## [Exercise requirements]
Provide an exact transcription of all the records.

**** Source data ****

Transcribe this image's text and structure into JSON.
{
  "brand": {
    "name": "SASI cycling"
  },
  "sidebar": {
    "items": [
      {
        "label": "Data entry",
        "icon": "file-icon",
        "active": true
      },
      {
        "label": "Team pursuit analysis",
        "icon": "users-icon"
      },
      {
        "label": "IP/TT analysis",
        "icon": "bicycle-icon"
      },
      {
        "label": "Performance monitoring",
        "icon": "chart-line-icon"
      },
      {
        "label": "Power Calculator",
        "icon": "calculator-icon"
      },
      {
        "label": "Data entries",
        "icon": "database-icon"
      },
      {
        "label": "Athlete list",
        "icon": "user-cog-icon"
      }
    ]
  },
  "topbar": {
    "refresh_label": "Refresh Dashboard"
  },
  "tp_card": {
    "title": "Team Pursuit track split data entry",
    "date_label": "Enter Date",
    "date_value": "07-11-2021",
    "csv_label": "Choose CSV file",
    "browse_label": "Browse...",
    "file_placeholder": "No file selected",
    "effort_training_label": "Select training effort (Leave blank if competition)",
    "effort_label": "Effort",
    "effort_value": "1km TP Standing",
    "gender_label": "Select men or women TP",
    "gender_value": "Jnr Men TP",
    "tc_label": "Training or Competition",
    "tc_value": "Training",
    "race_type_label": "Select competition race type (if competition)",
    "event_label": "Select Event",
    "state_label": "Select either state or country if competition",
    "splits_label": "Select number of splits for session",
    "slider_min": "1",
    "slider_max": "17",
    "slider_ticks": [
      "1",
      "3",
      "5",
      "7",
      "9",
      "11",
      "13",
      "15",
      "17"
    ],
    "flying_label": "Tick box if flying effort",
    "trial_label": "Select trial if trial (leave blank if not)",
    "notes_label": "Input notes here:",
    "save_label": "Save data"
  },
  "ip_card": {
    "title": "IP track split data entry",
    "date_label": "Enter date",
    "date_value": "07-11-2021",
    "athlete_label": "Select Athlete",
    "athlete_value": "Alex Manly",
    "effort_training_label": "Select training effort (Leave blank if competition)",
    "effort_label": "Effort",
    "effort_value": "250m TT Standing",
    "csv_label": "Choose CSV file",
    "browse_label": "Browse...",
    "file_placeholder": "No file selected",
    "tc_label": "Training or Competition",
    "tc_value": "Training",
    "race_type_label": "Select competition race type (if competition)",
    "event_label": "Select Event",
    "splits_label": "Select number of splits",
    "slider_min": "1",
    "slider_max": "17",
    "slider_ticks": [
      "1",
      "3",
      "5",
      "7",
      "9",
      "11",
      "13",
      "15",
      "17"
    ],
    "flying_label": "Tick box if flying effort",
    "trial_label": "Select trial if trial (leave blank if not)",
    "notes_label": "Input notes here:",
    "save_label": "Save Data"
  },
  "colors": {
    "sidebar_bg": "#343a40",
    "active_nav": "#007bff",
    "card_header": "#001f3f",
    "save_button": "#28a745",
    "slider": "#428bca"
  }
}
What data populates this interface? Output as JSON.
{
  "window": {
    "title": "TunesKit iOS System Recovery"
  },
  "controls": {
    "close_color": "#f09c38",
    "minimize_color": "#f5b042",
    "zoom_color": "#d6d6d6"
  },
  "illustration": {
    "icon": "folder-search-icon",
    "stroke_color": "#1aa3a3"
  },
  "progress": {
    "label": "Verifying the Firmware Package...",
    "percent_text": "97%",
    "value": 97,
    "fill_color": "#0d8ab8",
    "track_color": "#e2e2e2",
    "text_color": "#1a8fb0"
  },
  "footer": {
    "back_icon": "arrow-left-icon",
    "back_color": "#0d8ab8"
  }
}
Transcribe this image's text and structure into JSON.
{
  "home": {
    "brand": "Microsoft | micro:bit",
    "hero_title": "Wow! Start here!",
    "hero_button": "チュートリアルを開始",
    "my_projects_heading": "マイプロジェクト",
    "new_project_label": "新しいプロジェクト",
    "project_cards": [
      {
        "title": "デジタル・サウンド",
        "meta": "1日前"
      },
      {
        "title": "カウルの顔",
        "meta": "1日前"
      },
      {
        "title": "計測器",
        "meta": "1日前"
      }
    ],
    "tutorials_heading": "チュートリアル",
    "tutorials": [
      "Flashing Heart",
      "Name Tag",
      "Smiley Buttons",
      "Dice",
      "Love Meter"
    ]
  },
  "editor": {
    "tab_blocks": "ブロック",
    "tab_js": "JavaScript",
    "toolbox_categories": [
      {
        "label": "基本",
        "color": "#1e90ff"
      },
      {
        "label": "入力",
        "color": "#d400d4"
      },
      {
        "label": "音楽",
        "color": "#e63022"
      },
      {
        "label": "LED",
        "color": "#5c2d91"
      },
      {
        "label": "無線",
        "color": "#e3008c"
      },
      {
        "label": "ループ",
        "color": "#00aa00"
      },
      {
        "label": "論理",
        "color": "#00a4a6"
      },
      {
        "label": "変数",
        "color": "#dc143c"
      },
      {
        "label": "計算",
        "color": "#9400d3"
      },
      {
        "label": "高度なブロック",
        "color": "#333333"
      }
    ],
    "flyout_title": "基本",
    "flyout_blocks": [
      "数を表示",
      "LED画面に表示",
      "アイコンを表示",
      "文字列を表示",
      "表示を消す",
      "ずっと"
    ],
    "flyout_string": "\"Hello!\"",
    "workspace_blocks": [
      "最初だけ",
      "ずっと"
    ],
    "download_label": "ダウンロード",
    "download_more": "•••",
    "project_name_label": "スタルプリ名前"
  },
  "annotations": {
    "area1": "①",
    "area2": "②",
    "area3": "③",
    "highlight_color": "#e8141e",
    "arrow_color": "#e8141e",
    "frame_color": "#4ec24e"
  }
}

****

## [Output below]
Transcribe this image's text and structure into JSON.
{
  "brand": {
    "name": "SASI cycling"
  },
  "sidebar": {
    "items": [
      {
        "label": "Data entry",
        "icon": "file-icon",
        "active": true
      },
      {
        "label": "Team pursuit analysis",
        "icon": "users-icon"
      },
      {
        "label": "IP/TT analysis",
        "icon": "bicycle-icon"
      },
      {
        "label": "Performance monitoring",
        "icon": "chart-line-icon"
      },
      {
        "label": "Power Calculator",
        "icon": "calculator-icon"
      },
      {
        "label": "Data entries",
        "icon": "database-icon"
      },
      {
        "label": "Athlete list",
        "icon": "user-cog-icon"
      }
    ]
  },
  "topbar": {
    "refresh_label": "Refresh Dashboard"
  },
  "tp_card": {
    "title": "Team Pursuit track split data entry",
    "date_label": "Enter Date",
    "date_value": "07-11-2021",
    "csv_label": "Choose CSV file",
    "browse_label": "Browse...",
    "file_placeholder": "No file selected",
    "effort_training_label": "Select training effort (Leave blank if competition)",
    "effort_label": "Effort",
    "effort_value": "1km TP Standing",
    "gender_label": "Select men or women TP",
    "gender_value": "Jnr Men TP",
    "tc_label": "Training or Competition",
    "tc_value": "Training",
    "race_type_label": "Select competition race type (if competition)",
    "event_label": "Select Event",
    "state_label": "Select either state or country if competition",
    "splits_label": "Select number of splits for session",
    "slider_min": "1",
    "slider_max": "17",
    "slider_ticks": [
      "1",
      "3",
      "5",
      "7",
      "9",
      "11",
      "13",
      "15",
      "17"
    ],
    "flying_label": "Tick box if flying effort",
    "trial_label": "Select trial if trial (leave blank if not)",
    "notes_label": "Input notes here:",
    "save_label": "Save data"
  },
  "ip_card": {
    "title": "IP track split data entry",
    "date_label": "Enter date",
    "date_value": "07-11-2021",
    "athlete_label": "Select Athlete",
    "athlete_value": "Alex Manly",
    "effort_training_label": "Select training effort (Leave blank if competition)",
    "effort_label": "Effort",
    "effort_value": "250m TT Standing",
    "csv_label": "Choose CSV file",
    "browse_label": "Browse...",
    "file_placeholder": "No file selected",
    "tc_label": "Training or Competition",
    "tc_value": "Training",
    "race_type_label": "Select competition race type (if competition)",
    "event_label": "Select Event",
    "splits_label": "Select number of splits",
    "slider_min": "1",
    "slider_max": "17",
    "slider_ticks": [
      "1",
      "3",
      "5",
      "7",
      "9",
      "11",
      "13",
      "15",
      "17"
    ],
    "flying_label": "Tick box if flying effort",
    "trial_label": "Select trial if trial (leave blank if not)",
    "notes_label": "Input notes here:",
    "save_label": "Save Data"
  },
  "colors": {
    "sidebar_bg": "#343a40",
    "active_nav": "#007bff",
    "card_header": "#001f3f",
    "save_button": "#28a745",
    "slider": "#428bca"
  }
}
What data populates this interface? Output as JSON.
{
  "window": {
    "title": "TunesKit iOS System Recovery"
  },
  "controls": {
    "close_color": "#f09c38",
    "minimize_color": "#f5b042",
    "zoom_color": "#d6d6d6"
  },
  "illustration": {
    "icon": "folder-search-icon",
    "stroke_color": "#1aa3a3"
  },
  "progress": {
    "label": "Verifying the Firmware Package...",
    "percent_text": "97%",
    "value": 97,
    "fill_color": "#0d8ab8",
    "track_color": "#e2e2e2",
    "text_color": "#1a8fb0"
  },
  "footer": {
    "back_icon": "arrow-left-icon",
    "back_color": "#0d8ab8"
  }
}
Transcribe this image's text and structure into JSON.
{
  "home": {
    "brand": "Microsoft | micro:bit",
    "hero_title": "Wow! Start here!",
    "hero_button": "チュートリアルを開始",
    "my_projects_heading": "マイプロジェクト",
    "new_project_label": "新しいプロジェクト",
    "project_cards": [
      {
        "title": "デジタル・サウンド",
        "meta": "1日前"
      },
      {
        "title": "カウルの顔",
        "meta": "1日前"
      },
      {
        "title": "計測器",
        "meta": "1日前"
      }
    ],
    "tutorials_heading": "チュートリアル",
    "tutorials": [
      "Flashing Heart",
      "Name Tag",
      "Smiley Buttons",
      "Dice",
      "Love Meter"
    ]
  },
  "editor": {
    "tab_blocks": "ブロック",
    "tab_js": "JavaScript",
    "toolbox_categories": [
      {
        "label": "基本",
        "color": "#1e90ff"
      },
      {
        "label": "入力",
        "color": "#d400d4"
      },
      {
        "label": "音楽",
        "color": "#e63022"
      },
      {
        "label": "LED",
        "color": "#5c2d91"
      },
      {
        "label": "無線",
        "color": "#e3008c"
      },
      {
        "label": "ループ",
        "color": "#00aa00"
      },
      {
        "label": "論理",
        "color": "#00a4a6"
      },
      {
        "label": "変数",
        "color": "#dc143c"
      },
      {
        "label": "計算",
        "color": "#9400d3"
      },
      {
        "label": "高度なブロック",
        "color": "#333333"
      }
    ],
    "flyout_title": "基本",
    "flyout_blocks": [
      "数を表示",
      "LED画面に表示",
      "アイコンを表示",
      "文字列を表示",
      "表示を消す",
      "ずっと"
    ],
    "flyout_string": "\"Hello!\"",
    "workspace_blocks": [
      "最初だけ",
      "ずっと"
    ],
    "download_label": "ダウンロード",
    "download_more": "•••",
    "project_name_label": "スタルプリ名前"
  },
  "annotations": {
    "area1": "①",
    "area2": "②",
    "area3": "③",
    "highlight_color": "#e8141e",
    "arrow_color": "#e8141e",
    "frame_color": "#4ec24e"
  }
}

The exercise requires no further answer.